#### [OBJECTIVE]
Scan the entries and tally the lines that include the string "than". Reply with the figure alone.

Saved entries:
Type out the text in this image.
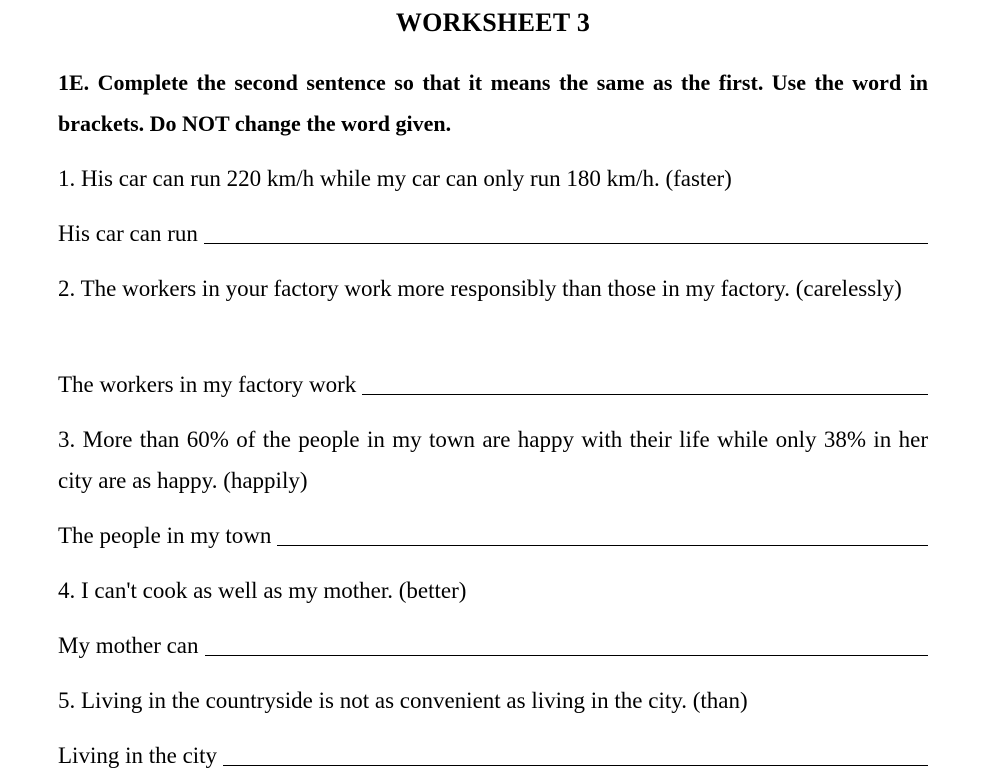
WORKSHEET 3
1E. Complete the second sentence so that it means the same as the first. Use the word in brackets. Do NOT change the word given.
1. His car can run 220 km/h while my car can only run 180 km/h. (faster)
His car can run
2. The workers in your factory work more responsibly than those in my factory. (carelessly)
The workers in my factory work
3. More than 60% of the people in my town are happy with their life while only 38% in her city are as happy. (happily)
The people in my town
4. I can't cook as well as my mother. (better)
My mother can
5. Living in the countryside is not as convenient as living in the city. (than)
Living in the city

==

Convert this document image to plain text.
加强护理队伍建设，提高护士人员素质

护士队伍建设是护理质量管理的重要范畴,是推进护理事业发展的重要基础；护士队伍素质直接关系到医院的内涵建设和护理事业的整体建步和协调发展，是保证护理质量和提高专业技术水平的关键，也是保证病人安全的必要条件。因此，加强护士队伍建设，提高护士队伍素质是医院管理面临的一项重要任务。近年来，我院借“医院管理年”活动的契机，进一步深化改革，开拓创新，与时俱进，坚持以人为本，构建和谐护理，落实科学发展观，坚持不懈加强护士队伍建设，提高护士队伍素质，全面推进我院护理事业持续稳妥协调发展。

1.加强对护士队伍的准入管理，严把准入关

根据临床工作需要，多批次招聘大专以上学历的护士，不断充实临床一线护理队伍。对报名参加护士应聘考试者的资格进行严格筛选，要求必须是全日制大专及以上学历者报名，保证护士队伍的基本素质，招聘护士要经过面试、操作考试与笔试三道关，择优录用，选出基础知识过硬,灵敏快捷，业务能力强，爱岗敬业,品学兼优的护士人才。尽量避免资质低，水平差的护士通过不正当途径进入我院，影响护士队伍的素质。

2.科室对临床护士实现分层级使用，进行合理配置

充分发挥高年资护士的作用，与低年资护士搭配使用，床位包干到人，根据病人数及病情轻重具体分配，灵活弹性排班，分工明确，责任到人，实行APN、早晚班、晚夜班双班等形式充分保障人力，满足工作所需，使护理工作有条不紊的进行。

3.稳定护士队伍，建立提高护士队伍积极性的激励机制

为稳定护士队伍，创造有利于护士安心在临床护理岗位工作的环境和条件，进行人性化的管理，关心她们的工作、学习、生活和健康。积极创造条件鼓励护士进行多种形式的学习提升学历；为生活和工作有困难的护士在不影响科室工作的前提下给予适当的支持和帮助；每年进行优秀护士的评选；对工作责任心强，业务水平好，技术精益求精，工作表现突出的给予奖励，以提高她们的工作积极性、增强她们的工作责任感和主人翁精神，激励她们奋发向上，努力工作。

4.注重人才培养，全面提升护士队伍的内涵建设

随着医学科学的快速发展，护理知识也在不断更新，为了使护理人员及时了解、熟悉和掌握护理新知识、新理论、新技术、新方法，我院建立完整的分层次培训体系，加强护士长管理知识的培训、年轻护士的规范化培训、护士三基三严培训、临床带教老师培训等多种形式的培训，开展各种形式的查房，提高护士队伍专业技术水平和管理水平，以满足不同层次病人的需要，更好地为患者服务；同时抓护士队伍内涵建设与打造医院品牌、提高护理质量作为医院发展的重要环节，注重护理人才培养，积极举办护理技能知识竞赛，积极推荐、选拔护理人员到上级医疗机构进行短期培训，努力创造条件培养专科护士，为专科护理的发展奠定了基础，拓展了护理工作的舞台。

#### [TASK RESULT]
3